((
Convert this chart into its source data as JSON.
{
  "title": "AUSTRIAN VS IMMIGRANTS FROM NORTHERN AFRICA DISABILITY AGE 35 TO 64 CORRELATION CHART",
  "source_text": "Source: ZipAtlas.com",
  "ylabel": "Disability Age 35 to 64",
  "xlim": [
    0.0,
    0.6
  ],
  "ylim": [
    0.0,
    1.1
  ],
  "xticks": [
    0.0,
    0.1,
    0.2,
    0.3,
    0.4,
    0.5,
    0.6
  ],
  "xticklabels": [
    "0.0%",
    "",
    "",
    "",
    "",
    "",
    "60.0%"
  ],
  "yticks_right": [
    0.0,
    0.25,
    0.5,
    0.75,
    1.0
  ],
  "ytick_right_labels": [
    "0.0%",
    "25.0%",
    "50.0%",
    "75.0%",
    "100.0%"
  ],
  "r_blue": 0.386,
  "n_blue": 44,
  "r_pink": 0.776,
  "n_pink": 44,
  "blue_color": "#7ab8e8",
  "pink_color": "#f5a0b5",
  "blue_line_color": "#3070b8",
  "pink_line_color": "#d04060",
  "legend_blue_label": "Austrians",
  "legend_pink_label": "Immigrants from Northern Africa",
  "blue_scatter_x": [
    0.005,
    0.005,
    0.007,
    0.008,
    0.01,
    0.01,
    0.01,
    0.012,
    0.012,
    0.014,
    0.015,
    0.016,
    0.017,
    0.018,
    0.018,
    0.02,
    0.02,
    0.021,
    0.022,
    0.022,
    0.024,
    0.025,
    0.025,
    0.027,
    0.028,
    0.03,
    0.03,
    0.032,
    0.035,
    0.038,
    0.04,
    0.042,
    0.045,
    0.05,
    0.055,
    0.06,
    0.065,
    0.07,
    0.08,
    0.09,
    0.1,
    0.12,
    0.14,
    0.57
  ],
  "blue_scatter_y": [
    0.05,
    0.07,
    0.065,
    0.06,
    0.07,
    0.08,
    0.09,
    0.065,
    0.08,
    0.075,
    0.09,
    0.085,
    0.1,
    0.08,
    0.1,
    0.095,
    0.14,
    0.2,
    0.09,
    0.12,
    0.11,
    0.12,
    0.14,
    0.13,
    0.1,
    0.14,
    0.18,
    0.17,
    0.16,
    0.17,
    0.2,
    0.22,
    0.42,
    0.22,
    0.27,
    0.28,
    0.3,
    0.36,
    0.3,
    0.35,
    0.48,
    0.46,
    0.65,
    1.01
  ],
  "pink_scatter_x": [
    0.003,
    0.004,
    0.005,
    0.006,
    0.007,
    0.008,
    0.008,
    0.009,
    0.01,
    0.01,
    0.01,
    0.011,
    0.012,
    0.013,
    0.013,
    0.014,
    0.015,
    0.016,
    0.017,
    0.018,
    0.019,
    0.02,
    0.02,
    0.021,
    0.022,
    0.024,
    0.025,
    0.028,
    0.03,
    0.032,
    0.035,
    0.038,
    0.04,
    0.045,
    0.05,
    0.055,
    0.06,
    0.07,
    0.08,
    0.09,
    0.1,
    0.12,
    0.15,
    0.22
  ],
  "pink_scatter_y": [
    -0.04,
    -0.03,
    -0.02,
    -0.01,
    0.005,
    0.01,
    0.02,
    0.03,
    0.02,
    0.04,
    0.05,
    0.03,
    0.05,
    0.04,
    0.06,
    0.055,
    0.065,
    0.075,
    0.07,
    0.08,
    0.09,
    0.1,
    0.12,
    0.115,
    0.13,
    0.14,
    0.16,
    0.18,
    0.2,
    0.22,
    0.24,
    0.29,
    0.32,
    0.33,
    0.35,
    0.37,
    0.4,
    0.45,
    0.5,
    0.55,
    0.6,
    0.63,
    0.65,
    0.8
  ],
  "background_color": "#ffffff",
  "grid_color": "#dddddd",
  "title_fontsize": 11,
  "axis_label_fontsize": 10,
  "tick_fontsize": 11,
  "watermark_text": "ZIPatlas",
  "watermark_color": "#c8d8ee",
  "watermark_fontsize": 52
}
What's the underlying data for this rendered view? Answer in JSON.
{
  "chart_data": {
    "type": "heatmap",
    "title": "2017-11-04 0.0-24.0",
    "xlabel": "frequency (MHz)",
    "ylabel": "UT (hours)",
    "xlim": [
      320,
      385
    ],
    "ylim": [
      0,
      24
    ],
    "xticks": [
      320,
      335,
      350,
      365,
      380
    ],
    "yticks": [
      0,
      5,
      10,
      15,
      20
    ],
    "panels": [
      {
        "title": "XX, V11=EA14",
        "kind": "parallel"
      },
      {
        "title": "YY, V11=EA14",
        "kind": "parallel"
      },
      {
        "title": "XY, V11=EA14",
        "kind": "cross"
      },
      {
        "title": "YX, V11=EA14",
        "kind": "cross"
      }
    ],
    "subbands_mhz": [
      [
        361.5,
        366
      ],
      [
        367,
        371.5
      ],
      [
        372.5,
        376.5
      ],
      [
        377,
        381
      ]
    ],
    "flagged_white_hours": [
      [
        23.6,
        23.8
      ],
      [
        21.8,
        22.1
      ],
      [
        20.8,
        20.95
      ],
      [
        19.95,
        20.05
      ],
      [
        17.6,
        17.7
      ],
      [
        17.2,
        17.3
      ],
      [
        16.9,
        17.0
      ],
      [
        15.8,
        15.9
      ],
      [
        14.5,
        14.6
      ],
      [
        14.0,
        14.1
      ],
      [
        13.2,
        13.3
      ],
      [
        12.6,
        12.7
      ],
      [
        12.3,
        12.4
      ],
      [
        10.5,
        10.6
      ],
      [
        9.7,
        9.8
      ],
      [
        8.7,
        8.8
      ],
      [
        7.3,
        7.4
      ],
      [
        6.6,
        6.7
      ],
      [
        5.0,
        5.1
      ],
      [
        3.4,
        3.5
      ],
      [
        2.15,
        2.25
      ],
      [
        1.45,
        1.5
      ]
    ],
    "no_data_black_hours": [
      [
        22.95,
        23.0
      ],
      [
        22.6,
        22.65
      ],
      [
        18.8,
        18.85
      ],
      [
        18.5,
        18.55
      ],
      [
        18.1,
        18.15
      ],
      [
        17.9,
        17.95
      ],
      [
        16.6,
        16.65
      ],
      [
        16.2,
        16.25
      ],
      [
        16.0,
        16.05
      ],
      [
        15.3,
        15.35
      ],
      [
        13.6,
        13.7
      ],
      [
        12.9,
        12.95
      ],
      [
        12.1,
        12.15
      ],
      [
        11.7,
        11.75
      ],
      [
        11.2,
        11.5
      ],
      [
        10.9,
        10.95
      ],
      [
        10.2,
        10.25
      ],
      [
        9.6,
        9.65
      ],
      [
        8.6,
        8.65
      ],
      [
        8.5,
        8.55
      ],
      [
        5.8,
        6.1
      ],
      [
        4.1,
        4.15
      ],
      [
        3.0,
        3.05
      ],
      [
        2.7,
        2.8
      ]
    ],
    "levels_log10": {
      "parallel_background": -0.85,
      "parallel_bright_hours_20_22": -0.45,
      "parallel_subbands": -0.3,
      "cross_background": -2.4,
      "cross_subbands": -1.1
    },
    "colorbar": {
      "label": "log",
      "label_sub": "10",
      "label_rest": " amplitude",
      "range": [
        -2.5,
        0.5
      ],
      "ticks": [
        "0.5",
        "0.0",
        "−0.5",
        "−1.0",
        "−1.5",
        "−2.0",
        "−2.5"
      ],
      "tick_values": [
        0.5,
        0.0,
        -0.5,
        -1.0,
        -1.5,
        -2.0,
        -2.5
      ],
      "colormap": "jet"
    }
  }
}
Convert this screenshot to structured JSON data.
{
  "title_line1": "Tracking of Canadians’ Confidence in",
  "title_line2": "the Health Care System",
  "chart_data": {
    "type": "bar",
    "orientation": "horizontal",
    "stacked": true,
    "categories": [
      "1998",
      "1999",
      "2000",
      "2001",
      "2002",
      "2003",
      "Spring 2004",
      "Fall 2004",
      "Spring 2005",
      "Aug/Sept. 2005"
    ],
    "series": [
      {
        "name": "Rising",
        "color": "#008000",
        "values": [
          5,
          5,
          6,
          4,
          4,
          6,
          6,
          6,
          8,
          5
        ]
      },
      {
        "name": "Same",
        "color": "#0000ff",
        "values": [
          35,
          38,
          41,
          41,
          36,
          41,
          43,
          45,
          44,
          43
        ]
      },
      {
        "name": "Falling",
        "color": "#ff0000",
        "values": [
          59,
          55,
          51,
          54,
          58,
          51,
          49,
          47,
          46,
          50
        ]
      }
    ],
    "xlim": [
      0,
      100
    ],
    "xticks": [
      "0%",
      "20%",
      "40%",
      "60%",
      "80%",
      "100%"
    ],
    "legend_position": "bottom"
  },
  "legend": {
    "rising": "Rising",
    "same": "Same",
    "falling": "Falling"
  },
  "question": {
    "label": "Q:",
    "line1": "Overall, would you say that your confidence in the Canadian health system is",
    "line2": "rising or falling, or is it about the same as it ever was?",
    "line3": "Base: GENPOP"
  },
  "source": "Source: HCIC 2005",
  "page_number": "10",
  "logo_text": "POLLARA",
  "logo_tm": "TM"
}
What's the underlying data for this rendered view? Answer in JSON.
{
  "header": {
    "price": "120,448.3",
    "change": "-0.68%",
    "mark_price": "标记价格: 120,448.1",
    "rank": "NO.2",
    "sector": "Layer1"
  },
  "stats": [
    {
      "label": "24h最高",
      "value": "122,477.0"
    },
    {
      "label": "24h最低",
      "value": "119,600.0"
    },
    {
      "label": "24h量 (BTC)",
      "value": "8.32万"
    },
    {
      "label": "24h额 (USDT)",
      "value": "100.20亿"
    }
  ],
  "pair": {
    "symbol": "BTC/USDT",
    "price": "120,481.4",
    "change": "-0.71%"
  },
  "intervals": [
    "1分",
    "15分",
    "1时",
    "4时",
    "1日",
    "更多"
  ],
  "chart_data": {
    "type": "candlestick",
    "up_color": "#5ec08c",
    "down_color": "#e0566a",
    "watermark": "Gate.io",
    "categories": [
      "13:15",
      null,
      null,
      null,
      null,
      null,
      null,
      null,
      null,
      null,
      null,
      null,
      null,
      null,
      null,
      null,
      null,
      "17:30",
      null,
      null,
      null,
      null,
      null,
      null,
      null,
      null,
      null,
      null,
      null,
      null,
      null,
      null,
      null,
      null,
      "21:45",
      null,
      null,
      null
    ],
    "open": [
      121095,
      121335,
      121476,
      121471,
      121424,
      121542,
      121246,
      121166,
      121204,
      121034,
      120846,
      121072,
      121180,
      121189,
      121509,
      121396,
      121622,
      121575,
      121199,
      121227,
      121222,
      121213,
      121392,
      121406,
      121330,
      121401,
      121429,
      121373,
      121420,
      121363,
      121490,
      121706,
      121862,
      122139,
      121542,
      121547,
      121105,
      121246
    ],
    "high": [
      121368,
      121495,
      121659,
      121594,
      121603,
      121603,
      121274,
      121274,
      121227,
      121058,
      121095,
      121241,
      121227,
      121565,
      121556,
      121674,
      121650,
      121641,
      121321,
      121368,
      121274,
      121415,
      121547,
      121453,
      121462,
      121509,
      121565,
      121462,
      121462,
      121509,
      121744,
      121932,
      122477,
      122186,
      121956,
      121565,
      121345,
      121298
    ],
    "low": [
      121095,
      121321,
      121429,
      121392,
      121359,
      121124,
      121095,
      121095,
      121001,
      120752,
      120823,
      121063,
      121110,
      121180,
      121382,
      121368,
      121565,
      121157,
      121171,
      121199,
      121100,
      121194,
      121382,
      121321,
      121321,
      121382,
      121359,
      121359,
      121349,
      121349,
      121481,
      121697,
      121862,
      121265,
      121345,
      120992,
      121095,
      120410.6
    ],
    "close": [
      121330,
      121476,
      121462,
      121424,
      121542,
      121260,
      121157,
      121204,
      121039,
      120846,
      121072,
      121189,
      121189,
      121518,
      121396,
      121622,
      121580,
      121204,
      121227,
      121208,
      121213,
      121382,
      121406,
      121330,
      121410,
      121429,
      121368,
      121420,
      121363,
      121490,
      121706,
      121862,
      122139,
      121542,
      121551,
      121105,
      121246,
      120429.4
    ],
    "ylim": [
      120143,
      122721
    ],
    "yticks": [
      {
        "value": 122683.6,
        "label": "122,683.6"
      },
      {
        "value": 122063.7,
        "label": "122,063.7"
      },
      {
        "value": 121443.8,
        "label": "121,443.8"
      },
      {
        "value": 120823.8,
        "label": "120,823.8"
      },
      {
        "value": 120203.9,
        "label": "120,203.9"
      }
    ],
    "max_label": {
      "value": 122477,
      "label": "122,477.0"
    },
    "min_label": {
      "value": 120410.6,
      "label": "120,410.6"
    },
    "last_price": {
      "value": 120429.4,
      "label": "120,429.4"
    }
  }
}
))
What is being asked -
How many of the lines in the listing above hold the word "Convert"? Report only that figure.

Right answer -
2